Directions for this task:
Reproduce the material below, replacing every occurrence of "interactable" with "clickable" and leaving everything else unchanged.

== Data supplied

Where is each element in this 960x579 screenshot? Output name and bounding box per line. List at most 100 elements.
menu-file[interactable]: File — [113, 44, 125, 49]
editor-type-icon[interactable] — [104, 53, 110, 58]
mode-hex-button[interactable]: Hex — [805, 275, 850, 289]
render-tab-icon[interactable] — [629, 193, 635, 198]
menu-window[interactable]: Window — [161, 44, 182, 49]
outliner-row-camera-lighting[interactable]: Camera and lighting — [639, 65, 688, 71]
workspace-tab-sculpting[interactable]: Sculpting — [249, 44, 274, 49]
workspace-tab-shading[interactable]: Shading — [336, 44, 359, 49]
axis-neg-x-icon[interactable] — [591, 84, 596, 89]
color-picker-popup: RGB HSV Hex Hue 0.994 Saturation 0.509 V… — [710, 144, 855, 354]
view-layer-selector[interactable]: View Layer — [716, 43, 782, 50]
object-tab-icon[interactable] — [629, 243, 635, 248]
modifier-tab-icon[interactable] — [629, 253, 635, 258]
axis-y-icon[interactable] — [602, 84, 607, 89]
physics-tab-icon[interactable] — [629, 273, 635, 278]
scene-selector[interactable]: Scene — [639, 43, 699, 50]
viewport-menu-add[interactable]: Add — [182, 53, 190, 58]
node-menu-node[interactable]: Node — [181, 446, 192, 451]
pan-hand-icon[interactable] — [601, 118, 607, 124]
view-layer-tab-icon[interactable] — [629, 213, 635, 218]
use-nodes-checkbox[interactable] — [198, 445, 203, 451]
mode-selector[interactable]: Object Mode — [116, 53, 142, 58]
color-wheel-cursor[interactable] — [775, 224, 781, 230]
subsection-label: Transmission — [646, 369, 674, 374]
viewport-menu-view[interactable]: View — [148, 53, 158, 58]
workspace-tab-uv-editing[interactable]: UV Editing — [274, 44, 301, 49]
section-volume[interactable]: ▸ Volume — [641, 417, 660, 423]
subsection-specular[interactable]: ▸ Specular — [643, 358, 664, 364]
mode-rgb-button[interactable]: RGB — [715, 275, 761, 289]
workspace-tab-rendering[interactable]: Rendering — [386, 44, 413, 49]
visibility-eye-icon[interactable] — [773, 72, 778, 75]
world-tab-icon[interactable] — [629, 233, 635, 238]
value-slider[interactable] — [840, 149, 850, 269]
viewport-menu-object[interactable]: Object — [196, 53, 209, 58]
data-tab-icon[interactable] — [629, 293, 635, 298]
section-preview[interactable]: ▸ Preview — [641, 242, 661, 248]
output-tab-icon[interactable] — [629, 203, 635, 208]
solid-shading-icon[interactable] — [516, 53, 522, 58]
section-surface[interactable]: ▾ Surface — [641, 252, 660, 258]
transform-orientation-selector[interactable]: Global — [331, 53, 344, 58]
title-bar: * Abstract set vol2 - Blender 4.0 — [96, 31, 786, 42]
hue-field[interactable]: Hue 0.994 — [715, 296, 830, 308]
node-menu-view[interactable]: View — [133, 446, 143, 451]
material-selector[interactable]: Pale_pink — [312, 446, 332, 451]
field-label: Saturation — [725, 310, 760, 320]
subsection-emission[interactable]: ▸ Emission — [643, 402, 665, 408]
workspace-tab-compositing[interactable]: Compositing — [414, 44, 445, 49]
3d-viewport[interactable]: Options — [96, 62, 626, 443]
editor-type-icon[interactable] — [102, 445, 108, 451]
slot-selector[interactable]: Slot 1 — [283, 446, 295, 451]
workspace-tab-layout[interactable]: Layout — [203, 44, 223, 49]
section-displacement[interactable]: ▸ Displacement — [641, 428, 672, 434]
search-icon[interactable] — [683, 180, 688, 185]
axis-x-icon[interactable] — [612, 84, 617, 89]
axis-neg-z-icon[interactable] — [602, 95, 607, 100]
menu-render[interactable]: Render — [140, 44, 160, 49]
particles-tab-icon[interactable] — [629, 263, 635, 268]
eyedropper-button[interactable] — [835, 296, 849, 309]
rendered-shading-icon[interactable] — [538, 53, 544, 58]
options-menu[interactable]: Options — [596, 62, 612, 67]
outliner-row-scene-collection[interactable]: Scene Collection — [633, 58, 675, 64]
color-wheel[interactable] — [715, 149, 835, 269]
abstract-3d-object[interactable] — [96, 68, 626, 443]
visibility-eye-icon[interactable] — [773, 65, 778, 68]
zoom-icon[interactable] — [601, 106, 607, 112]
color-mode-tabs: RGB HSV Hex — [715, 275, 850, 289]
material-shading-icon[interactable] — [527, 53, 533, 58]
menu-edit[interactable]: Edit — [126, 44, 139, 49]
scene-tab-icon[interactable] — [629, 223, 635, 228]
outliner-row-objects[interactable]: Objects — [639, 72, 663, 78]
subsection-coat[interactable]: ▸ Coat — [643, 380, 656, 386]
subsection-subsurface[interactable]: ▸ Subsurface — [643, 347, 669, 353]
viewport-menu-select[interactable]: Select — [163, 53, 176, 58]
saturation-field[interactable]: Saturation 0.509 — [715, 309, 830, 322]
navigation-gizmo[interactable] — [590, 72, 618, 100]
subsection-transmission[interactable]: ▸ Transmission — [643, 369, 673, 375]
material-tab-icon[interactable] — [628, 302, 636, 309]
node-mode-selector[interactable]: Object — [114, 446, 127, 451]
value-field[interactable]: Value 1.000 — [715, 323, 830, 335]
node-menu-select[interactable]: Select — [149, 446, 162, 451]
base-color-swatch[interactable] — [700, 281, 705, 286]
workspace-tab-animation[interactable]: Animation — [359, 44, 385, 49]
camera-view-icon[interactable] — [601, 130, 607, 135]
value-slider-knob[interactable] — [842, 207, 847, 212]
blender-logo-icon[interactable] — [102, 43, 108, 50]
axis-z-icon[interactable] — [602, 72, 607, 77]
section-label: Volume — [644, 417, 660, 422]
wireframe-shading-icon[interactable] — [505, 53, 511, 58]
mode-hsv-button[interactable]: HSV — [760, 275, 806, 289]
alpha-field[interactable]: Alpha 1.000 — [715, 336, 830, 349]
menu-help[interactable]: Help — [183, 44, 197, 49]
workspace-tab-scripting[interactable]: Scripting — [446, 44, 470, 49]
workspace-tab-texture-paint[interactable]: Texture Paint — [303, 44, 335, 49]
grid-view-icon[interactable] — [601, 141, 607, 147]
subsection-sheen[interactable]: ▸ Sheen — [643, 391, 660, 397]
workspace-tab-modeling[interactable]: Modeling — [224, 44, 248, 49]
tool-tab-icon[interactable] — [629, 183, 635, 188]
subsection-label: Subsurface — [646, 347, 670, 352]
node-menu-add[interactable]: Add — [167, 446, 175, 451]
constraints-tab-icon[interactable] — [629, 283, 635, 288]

====

Written solution:
Where is each element in this 960x579 screenshot? Output name and bounding box per line. List at most 100 elements.
menu-file[clickable]: File — [113, 44, 125, 49]
editor-type-icon[clickable] — [104, 53, 110, 58]
mode-hex-button[clickable]: Hex — [805, 275, 850, 289]
render-tab-icon[clickable] — [629, 193, 635, 198]
menu-window[clickable]: Window — [161, 44, 182, 49]
outliner-row-camera-lighting[clickable]: Camera and lighting — [639, 65, 688, 71]
workspace-tab-sculpting[clickable]: Sculpting — [249, 44, 274, 49]
workspace-tab-shading[clickable]: Shading — [336, 44, 359, 49]
axis-neg-x-icon[clickable] — [591, 84, 596, 89]
color-picker-popup: RGB HSV Hex Hue 0.994 Saturation 0.509 V… — [710, 144, 855, 354]
view-layer-selector[clickable]: View Layer — [716, 43, 782, 50]
object-tab-icon[clickable] — [629, 243, 635, 248]
modifier-tab-icon[clickable] — [629, 253, 635, 258]
axis-y-icon[clickable] — [602, 84, 607, 89]
physics-tab-icon[clickable] — [629, 273, 635, 278]
scene-selector[clickable]: Scene — [639, 43, 699, 50]
viewport-menu-add[clickable]: Add — [182, 53, 190, 58]
node-menu-node[clickable]: Node — [181, 446, 192, 451]
pan-hand-icon[clickable] — [601, 118, 607, 124]
view-layer-tab-icon[clickable] — [629, 213, 635, 218]
use-nodes-checkbox[clickable] — [198, 445, 203, 451]
mode-selector[clickable]: Object Mode — [116, 53, 142, 58]
color-wheel-cursor[clickable] — [775, 224, 781, 230]
subsection-label: Transmission — [646, 369, 674, 374]
viewport-menu-view[clickable]: View — [148, 53, 158, 58]
workspace-tab-uv-editing[clickable]: UV Editing — [274, 44, 301, 49]
section-volume[clickable]: ▸ Volume — [641, 417, 660, 423]
subsection-specular[clickable]: ▸ Specular — [643, 358, 664, 364]
mode-rgb-button[clickable]: RGB — [715, 275, 761, 289]
workspace-tab-rendering[clickable]: Rendering — [386, 44, 413, 49]
visibility-eye-icon[clickable] — [773, 72, 778, 75]
world-tab-icon[clickable] — [629, 233, 635, 238]
value-slider[clickable] — [840, 149, 850, 269]
viewport-menu-object[clickable]: Object — [196, 53, 209, 58]
data-tab-icon[clickable] — [629, 293, 635, 298]
section-preview[clickable]: ▸ Preview — [641, 242, 661, 248]
output-tab-icon[clickable] — [629, 203, 635, 208]
solid-shading-icon[clickable] — [516, 53, 522, 58]
section-surface[clickable]: ▾ Surface — [641, 252, 660, 258]
transform-orientation-selector[clickable]: Global — [331, 53, 344, 58]
title-bar: * Abstract set vol2 - Blender 4.0 — [96, 31, 786, 42]
hue-field[clickable]: Hue 0.994 — [715, 296, 830, 308]
node-menu-view[clickable]: View — [133, 446, 143, 451]
material-selector[clickable]: Pale_pink — [312, 446, 332, 451]
field-label: Saturation — [725, 310, 760, 320]
subsection-emission[clickable]: ▸ Emission — [643, 402, 665, 408]
workspace-tab-compositing[clickable]: Compositing — [414, 44, 445, 49]
3d-viewport[clickable]: Options — [96, 62, 626, 443]
editor-type-icon[clickable] — [102, 445, 108, 451]
slot-selector[clickable]: Slot 1 — [283, 446, 295, 451]
workspace-tab-layout[clickable]: Layout — [203, 44, 223, 49]
section-displacement[clickable]: ▸ Displacement — [641, 428, 672, 434]
search-icon[clickable] — [683, 180, 688, 185]
axis-x-icon[clickable] — [612, 84, 617, 89]
axis-neg-z-icon[clickable] — [602, 95, 607, 100]
menu-render[clickable]: Render — [140, 44, 160, 49]
particles-tab-icon[clickable] — [629, 263, 635, 268]
eyedropper-button[clickable] — [835, 296, 849, 309]
rendered-shading-icon[clickable] — [538, 53, 544, 58]
options-menu[clickable]: Options — [596, 62, 612, 67]
outliner-row-scene-collection[clickable]: Scene Collection — [633, 58, 675, 64]
color-wheel[clickable] — [715, 149, 835, 269]
abstract-3d-object[clickable] — [96, 68, 626, 443]
visibility-eye-icon[clickable] — [773, 65, 778, 68]
zoom-icon[clickable] — [601, 106, 607, 112]
color-mode-tabs: RGB HSV Hex — [715, 275, 850, 289]
material-shading-icon[clickable] — [527, 53, 533, 58]
menu-edit[clickable]: Edit — [126, 44, 139, 49]
scene-tab-icon[clickable] — [629, 223, 635, 228]
outliner-row-objects[clickable]: Objects — [639, 72, 663, 78]
subsection-coat[clickable]: ▸ Coat — [643, 380, 656, 386]
subsection-subsurface[clickable]: ▸ Subsurface — [643, 347, 669, 353]
viewport-menu-select[clickable]: Select — [163, 53, 176, 58]
saturation-field[clickable]: Saturation 0.509 — [715, 309, 830, 322]
navigation-gizmo[clickable] — [590, 72, 618, 100]
subsection-transmission[clickable]: ▸ Transmission — [643, 369, 673, 375]
material-tab-icon[clickable] — [628, 302, 636, 309]
node-mode-selector[clickable]: Object — [114, 446, 127, 451]
value-field[clickable]: Value 1.000 — [715, 323, 830, 335]
node-menu-select[clickable]: Select — [149, 446, 162, 451]
base-color-swatch[clickable] — [700, 281, 705, 286]
workspace-tab-animation[clickable]: Animation — [359, 44, 385, 49]
camera-view-icon[clickable] — [601, 130, 607, 135]
value-slider-knob[clickable] — [842, 207, 847, 212]
blender-logo-icon[clickable] — [102, 43, 108, 50]
axis-z-icon[clickable] — [602, 72, 607, 77]
section-label: Volume — [644, 417, 660, 422]
wireframe-shading-icon[clickable] — [505, 53, 511, 58]
mode-hsv-button[clickable]: HSV — [760, 275, 806, 289]
alpha-field[clickable]: Alpha 1.000 — [715, 336, 830, 349]
menu-help[clickable]: Help — [183, 44, 197, 49]
workspace-tab-scripting[clickable]: Scripting — [446, 44, 470, 49]
workspace-tab-texture-paint[clickable]: Texture Paint — [303, 44, 335, 49]
grid-view-icon[clickable] — [601, 141, 607, 147]
subsection-sheen[clickable]: ▸ Sheen — [643, 391, 660, 397]
workspace-tab-modeling[clickable]: Modeling — [224, 44, 248, 49]
tool-tab-icon[clickable] — [629, 183, 635, 188]
subsection-label: Subsurface — [646, 347, 670, 352]
node-menu-add[clickable]: Add — [167, 446, 175, 451]
constraints-tab-icon[clickable] — [629, 283, 635, 288]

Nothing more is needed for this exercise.